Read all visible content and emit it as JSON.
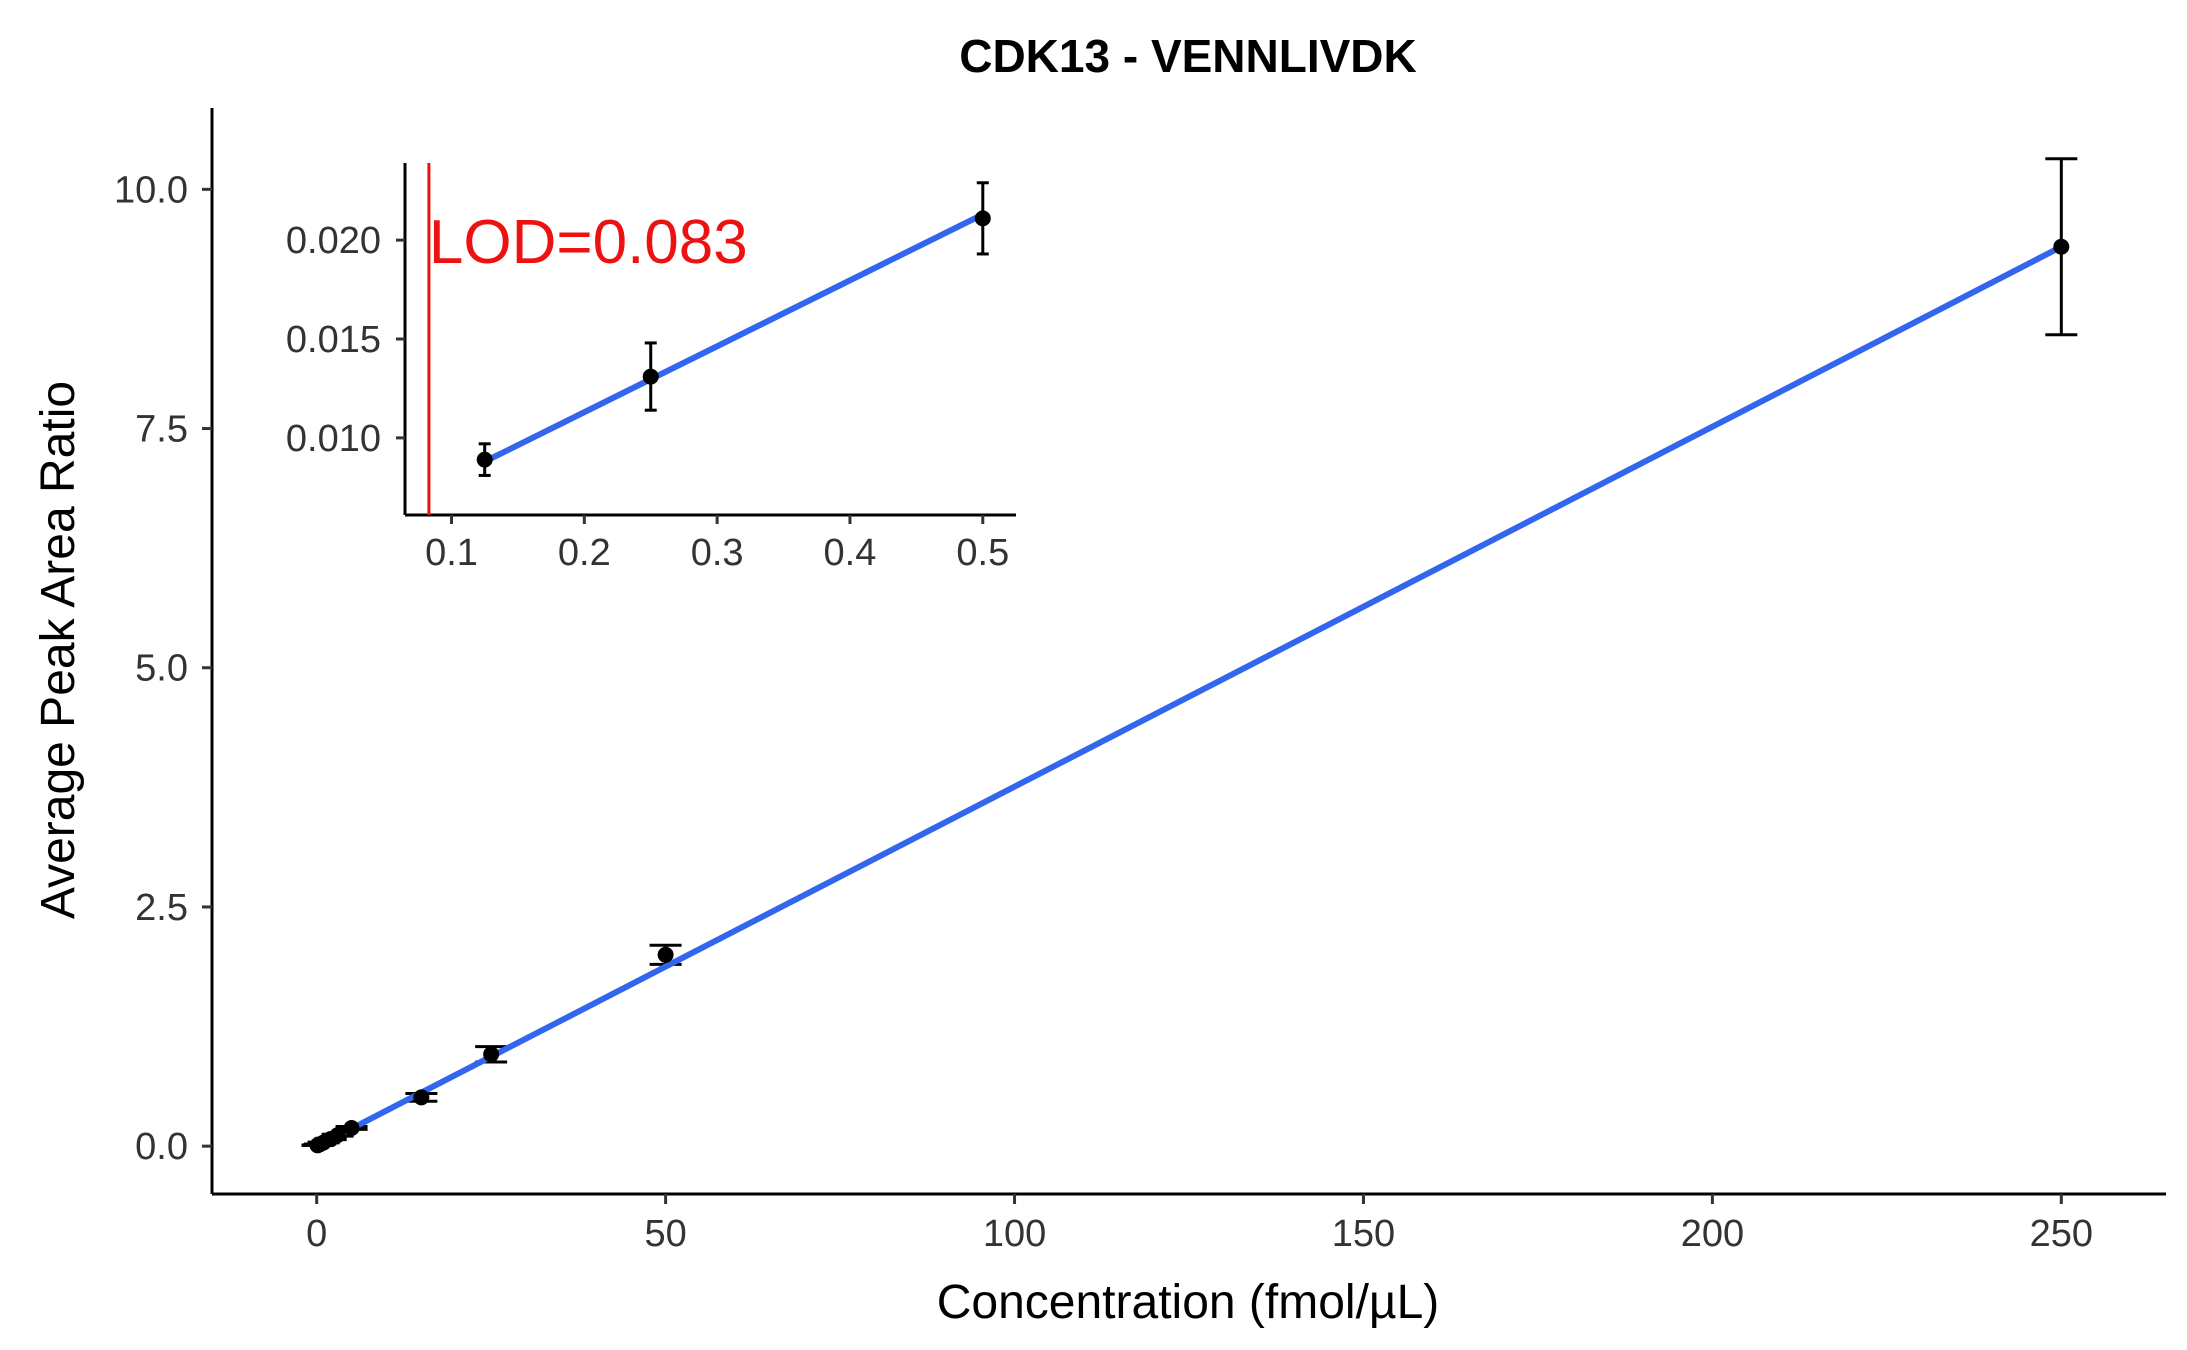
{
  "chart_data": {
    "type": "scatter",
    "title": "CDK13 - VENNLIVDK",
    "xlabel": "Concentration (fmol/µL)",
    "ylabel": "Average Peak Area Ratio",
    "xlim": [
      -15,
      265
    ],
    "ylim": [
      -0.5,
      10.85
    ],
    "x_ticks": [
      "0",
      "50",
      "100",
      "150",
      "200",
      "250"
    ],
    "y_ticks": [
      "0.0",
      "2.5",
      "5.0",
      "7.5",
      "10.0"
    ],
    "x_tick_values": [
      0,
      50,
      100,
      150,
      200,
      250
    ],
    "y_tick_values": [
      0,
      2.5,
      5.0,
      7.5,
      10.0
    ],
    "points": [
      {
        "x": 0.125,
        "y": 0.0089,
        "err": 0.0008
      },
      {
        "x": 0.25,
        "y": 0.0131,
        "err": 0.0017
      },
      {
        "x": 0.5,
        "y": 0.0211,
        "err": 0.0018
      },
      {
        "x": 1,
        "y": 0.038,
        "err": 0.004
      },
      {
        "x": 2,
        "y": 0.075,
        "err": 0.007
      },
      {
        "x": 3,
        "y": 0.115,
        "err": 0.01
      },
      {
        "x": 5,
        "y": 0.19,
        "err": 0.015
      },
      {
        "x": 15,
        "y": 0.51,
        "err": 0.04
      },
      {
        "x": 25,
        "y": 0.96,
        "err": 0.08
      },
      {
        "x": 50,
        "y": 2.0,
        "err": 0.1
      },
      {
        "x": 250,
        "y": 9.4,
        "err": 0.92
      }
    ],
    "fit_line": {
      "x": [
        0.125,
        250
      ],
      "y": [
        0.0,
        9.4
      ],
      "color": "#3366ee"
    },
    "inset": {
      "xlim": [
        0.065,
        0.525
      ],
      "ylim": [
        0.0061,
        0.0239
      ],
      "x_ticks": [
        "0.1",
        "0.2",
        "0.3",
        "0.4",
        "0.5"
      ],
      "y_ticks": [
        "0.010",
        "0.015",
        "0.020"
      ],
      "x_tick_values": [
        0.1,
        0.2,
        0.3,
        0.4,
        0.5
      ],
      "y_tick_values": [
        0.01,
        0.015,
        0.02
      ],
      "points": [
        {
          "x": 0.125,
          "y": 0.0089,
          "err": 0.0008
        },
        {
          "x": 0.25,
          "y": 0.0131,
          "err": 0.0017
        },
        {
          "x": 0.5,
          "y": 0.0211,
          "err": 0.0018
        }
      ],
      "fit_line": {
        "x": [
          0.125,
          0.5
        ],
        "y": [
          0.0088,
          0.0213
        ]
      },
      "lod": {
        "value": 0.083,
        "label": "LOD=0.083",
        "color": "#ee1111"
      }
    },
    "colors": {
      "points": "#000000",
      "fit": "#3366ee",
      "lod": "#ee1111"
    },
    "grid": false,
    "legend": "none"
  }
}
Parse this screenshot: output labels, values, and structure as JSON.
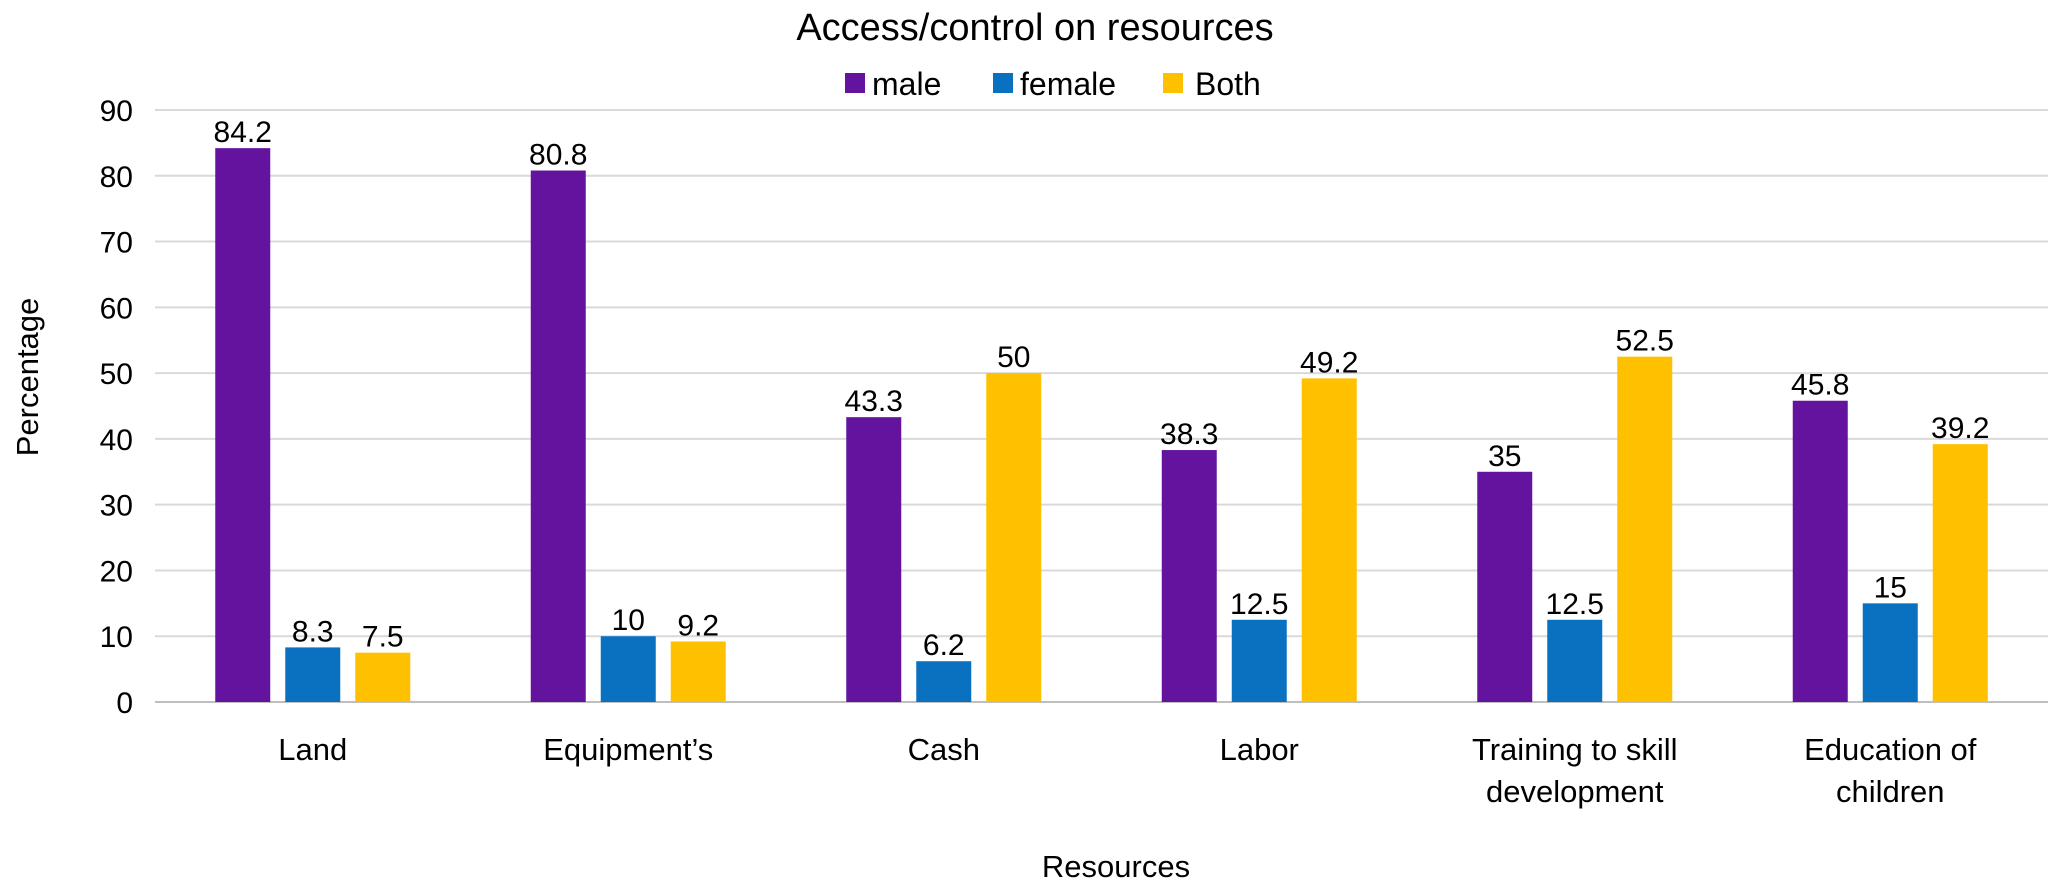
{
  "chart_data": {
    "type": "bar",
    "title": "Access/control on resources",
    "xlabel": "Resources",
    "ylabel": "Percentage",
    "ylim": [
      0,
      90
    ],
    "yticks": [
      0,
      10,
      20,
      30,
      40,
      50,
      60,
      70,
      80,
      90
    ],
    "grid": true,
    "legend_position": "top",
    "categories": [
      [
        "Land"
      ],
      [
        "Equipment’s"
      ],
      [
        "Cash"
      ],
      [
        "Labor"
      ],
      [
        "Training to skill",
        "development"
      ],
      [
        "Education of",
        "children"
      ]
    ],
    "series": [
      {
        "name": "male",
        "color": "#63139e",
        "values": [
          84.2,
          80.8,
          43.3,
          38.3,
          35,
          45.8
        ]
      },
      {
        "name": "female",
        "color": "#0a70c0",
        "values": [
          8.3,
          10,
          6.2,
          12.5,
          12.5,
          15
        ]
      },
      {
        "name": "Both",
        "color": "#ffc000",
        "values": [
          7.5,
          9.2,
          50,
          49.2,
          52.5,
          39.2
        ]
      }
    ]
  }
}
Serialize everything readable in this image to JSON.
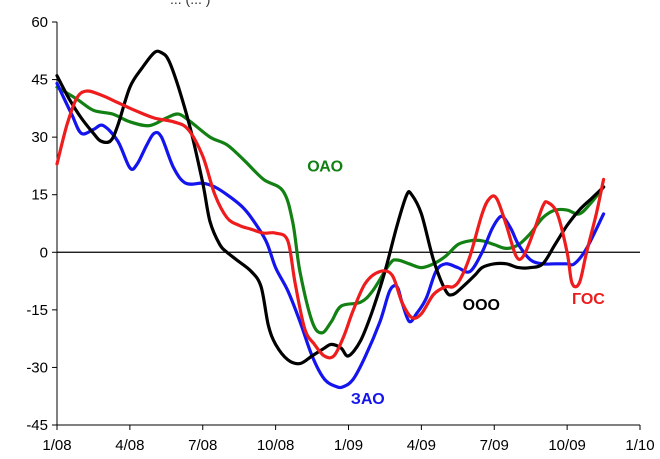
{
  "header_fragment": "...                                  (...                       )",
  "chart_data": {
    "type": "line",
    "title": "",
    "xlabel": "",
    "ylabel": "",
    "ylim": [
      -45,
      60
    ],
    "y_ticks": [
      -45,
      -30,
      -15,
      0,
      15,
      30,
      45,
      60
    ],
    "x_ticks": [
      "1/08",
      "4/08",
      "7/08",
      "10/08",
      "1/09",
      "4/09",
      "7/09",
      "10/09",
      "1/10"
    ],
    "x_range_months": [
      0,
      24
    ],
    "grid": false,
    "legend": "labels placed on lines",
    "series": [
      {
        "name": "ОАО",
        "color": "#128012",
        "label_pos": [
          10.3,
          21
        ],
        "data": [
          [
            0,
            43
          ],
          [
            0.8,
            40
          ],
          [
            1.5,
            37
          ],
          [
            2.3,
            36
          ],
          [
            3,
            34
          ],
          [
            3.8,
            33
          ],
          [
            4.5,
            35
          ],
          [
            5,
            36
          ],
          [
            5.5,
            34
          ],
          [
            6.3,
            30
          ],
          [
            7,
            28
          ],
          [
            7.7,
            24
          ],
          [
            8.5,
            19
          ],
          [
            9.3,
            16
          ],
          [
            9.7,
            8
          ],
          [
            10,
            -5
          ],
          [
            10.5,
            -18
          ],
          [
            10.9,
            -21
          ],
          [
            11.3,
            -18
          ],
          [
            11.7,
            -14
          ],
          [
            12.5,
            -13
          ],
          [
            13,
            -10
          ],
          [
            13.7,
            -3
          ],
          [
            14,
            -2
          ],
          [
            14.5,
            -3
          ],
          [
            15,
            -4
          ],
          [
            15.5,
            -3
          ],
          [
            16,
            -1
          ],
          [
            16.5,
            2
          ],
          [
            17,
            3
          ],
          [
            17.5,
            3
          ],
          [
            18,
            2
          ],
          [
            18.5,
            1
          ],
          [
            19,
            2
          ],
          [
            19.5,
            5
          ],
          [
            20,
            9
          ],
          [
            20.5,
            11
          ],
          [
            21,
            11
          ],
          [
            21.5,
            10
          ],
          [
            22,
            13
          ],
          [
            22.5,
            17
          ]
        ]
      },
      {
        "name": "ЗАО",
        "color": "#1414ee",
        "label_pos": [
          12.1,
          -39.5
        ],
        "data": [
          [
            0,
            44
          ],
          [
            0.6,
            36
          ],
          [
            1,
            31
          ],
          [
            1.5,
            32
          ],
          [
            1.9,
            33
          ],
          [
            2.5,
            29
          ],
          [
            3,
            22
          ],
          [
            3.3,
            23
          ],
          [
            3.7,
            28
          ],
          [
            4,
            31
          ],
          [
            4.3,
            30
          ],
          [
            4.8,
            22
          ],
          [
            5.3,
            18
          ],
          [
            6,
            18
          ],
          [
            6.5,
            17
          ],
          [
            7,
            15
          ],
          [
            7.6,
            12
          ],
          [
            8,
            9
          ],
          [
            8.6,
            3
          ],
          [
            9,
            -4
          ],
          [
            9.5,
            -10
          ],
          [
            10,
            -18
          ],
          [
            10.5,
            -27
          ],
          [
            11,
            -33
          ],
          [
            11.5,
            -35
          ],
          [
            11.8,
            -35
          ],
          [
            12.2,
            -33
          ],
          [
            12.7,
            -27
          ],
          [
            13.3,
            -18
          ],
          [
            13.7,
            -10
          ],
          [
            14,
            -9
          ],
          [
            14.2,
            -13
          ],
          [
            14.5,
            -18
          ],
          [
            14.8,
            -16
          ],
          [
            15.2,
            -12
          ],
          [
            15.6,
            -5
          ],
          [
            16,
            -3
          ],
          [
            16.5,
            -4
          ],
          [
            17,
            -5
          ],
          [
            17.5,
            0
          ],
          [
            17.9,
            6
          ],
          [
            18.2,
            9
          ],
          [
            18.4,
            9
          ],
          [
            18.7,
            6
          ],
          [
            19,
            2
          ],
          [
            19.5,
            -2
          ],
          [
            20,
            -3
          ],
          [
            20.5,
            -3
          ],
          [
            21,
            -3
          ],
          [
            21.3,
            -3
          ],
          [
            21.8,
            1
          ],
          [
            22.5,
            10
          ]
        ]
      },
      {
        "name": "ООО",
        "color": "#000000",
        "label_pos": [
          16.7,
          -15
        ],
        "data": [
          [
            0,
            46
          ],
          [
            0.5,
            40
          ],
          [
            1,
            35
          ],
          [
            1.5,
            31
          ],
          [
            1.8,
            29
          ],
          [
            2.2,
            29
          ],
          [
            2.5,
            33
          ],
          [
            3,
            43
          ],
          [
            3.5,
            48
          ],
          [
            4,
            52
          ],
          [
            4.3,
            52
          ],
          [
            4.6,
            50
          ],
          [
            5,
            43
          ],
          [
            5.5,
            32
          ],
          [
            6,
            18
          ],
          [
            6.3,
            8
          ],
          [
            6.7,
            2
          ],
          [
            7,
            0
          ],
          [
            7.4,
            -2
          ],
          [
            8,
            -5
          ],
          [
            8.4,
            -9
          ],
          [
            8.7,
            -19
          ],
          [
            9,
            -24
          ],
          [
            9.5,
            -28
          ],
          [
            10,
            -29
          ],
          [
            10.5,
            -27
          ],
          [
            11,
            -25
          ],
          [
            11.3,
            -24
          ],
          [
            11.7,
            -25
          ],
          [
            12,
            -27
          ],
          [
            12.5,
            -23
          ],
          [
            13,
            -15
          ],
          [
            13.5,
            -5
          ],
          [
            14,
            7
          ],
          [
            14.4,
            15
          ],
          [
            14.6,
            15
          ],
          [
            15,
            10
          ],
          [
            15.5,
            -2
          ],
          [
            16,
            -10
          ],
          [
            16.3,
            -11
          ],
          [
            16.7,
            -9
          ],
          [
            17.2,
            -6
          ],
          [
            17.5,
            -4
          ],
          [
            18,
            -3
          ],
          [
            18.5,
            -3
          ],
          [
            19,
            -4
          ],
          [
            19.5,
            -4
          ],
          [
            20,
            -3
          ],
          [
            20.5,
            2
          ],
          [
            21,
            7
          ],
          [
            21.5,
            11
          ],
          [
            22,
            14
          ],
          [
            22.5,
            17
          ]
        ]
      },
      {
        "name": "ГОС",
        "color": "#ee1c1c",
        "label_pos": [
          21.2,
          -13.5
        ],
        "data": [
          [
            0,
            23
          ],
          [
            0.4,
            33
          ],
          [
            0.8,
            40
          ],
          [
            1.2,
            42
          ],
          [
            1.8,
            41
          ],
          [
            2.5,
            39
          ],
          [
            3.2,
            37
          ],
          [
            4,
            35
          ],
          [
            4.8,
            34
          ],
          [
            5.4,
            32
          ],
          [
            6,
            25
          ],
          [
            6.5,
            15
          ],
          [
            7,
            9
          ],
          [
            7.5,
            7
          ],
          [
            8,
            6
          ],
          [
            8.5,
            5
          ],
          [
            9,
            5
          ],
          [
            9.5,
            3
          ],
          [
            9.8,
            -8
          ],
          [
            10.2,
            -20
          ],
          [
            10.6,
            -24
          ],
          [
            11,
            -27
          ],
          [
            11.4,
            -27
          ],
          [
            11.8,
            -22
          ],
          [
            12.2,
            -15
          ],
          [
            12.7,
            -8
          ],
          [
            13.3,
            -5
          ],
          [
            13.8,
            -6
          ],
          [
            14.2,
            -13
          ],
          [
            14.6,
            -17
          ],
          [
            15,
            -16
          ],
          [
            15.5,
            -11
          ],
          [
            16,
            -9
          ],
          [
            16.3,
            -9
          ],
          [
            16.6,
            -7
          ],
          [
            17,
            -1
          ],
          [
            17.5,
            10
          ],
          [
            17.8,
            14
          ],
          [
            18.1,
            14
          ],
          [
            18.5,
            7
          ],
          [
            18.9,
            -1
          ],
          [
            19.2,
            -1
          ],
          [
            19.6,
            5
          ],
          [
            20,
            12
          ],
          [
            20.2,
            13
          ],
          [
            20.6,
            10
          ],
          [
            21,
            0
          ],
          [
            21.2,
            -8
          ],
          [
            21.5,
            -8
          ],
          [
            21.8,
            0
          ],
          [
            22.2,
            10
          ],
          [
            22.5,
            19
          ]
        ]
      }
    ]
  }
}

++++++++++

> Your instructions
Find out how many lines in the listing contain the string "title". Give the number alone.

> Output of the task
3